TO BE DONE
Using the data below, copy each line that includes the word "this".

[Figure content listings]
+===+

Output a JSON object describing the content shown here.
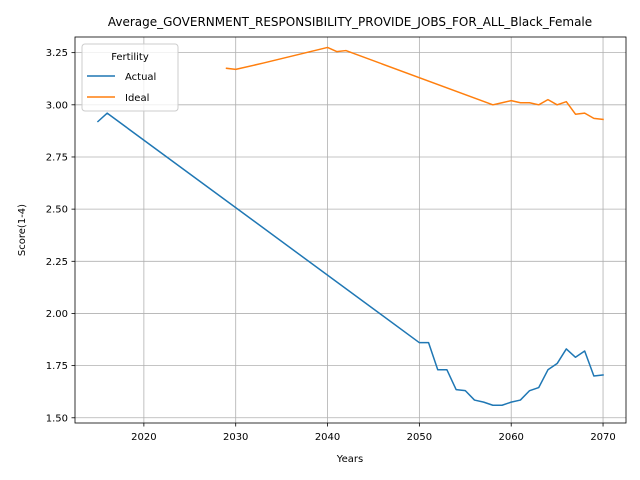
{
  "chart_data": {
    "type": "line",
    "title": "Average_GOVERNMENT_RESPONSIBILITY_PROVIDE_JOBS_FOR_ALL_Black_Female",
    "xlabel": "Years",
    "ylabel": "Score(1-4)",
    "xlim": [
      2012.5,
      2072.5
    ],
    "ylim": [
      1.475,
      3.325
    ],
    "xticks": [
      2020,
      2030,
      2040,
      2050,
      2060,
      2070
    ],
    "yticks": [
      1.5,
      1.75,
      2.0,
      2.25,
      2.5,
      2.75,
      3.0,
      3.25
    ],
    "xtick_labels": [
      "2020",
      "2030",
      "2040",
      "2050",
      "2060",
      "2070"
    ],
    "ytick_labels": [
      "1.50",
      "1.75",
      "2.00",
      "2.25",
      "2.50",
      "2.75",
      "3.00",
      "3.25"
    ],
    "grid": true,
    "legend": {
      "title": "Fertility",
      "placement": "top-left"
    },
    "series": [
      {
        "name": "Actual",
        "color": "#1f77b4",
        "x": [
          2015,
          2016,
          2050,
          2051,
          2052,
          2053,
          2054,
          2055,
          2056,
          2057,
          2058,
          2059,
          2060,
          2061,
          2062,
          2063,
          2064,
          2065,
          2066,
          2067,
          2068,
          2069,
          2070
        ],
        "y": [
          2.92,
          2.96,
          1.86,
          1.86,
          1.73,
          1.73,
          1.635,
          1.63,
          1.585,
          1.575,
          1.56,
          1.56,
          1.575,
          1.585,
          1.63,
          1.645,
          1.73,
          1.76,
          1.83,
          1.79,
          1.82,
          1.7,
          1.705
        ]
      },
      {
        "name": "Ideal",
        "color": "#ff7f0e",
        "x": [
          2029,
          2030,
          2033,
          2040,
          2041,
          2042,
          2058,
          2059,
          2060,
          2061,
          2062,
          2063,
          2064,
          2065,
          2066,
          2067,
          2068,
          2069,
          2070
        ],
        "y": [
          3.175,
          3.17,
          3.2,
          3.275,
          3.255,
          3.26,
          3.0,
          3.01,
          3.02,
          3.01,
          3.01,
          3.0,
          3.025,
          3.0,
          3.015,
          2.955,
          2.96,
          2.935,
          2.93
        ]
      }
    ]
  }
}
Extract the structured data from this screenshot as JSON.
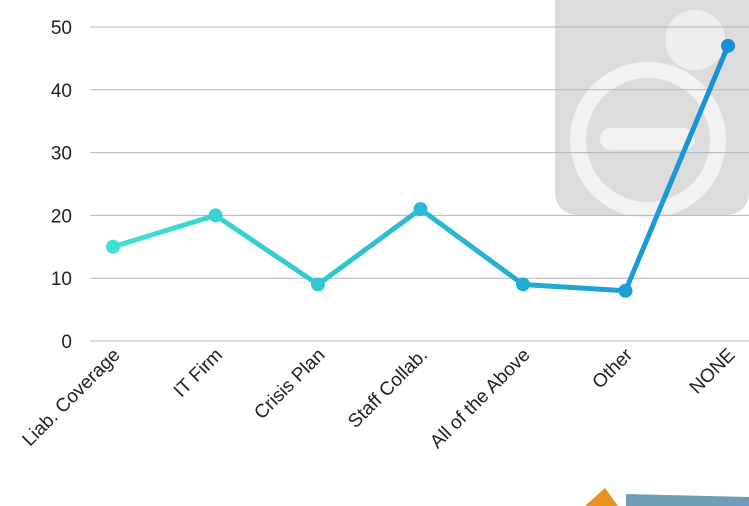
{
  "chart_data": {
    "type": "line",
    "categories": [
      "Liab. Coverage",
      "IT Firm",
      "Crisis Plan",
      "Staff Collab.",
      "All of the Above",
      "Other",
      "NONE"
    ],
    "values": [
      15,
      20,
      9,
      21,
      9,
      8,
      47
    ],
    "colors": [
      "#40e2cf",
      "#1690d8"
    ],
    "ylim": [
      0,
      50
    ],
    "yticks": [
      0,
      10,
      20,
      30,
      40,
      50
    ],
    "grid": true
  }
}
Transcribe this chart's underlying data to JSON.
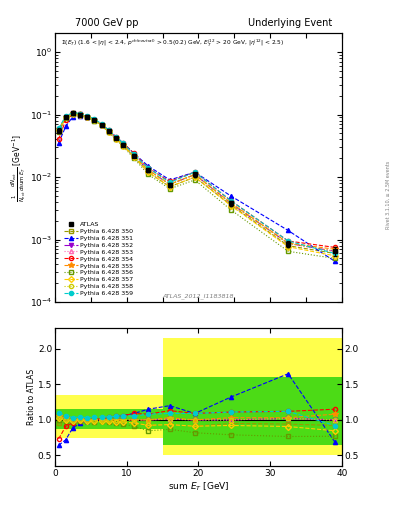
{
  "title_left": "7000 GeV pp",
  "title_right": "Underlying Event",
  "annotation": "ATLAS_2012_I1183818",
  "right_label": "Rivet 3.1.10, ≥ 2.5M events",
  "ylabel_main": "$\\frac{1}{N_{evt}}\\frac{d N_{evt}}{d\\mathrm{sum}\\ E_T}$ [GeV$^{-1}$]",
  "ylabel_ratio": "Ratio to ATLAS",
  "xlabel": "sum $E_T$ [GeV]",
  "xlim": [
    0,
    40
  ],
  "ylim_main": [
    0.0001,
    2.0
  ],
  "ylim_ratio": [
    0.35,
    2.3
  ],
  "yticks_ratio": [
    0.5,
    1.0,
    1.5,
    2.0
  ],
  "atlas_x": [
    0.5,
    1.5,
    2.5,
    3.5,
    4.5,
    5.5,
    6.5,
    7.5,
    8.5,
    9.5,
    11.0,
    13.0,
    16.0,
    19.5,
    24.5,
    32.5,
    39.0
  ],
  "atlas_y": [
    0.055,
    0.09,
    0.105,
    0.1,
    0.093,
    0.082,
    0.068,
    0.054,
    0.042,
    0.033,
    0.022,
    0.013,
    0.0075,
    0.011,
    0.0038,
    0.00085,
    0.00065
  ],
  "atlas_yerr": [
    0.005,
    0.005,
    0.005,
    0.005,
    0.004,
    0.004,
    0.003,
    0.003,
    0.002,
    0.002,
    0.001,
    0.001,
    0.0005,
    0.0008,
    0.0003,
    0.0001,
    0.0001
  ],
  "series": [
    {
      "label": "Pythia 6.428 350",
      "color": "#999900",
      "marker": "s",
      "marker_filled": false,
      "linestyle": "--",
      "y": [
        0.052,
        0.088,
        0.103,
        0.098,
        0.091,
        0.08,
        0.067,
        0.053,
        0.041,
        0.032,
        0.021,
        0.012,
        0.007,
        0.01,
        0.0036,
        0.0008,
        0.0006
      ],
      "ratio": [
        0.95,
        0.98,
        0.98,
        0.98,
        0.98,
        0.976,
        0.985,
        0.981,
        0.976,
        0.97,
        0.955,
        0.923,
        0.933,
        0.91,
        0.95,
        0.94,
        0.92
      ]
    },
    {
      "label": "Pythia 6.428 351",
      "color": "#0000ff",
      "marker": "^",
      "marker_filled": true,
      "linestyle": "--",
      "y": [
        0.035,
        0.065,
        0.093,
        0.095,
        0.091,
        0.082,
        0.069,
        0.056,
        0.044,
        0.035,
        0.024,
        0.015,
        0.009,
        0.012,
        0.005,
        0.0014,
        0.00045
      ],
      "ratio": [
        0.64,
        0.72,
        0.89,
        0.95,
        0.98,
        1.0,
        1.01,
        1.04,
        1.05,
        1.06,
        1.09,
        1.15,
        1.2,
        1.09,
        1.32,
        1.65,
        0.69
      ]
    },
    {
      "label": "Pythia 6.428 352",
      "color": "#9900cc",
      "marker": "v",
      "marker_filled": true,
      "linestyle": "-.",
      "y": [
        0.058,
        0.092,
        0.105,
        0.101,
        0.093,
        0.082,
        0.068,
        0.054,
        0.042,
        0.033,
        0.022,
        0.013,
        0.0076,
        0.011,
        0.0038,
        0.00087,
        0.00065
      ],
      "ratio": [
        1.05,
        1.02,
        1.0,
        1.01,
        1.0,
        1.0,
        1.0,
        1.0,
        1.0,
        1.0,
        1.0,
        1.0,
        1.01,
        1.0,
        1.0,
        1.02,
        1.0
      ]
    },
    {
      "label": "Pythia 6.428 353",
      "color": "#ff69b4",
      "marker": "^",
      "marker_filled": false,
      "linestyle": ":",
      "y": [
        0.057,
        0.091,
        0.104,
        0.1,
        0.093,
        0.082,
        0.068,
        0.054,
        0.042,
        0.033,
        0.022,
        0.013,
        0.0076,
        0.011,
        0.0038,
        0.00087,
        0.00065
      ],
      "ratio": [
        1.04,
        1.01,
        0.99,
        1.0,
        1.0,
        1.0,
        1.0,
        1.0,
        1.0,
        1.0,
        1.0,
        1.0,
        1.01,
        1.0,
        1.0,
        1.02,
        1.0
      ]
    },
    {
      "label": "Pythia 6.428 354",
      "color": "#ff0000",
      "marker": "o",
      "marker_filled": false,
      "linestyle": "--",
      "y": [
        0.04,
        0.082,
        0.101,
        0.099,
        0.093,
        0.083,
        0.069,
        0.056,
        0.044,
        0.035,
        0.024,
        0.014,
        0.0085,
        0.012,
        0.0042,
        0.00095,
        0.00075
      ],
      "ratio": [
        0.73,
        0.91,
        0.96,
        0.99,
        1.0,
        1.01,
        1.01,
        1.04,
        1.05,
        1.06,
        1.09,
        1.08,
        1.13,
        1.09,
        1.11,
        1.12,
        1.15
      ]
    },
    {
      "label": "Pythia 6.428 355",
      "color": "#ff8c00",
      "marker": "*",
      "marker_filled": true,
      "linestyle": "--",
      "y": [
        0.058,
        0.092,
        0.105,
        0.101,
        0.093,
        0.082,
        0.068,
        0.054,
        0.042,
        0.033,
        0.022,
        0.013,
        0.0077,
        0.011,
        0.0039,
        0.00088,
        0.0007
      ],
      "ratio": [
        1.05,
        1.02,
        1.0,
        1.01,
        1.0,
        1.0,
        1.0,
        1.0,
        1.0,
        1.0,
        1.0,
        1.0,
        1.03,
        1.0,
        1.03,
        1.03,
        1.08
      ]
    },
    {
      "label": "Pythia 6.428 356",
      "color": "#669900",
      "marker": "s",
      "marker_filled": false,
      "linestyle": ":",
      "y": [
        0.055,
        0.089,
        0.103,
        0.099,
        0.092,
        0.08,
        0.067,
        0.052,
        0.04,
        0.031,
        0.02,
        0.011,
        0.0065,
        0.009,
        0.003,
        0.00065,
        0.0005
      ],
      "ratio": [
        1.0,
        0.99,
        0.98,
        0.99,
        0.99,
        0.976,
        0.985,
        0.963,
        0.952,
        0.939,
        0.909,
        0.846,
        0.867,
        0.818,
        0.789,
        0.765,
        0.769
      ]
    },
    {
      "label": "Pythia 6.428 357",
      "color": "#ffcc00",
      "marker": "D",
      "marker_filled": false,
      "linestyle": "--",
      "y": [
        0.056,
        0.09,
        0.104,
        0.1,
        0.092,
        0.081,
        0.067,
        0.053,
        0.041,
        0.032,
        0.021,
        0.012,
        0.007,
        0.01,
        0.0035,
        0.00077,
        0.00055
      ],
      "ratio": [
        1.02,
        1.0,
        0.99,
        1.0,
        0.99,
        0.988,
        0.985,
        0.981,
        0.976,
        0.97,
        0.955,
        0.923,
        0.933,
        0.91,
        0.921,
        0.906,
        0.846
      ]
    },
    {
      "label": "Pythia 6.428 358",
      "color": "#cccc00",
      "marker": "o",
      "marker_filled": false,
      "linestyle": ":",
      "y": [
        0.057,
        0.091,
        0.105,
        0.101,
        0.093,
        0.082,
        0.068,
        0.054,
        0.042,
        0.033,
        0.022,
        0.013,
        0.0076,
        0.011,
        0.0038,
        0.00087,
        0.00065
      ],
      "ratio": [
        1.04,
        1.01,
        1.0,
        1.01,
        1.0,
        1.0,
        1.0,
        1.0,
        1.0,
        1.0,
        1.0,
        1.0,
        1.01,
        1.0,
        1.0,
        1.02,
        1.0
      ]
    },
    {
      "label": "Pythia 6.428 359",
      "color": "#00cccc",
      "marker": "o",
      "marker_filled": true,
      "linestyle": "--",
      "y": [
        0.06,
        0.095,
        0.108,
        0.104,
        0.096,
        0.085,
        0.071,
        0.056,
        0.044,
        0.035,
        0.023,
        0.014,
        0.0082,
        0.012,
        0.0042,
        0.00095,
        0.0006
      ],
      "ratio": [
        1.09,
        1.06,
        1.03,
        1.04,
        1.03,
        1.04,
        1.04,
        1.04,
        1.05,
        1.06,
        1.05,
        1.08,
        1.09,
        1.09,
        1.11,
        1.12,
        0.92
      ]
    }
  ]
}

+===+

TASK SOLUTION
Extract the structured data from this screenshot as JSON.
Transcribe this chart's underlying data to JSON.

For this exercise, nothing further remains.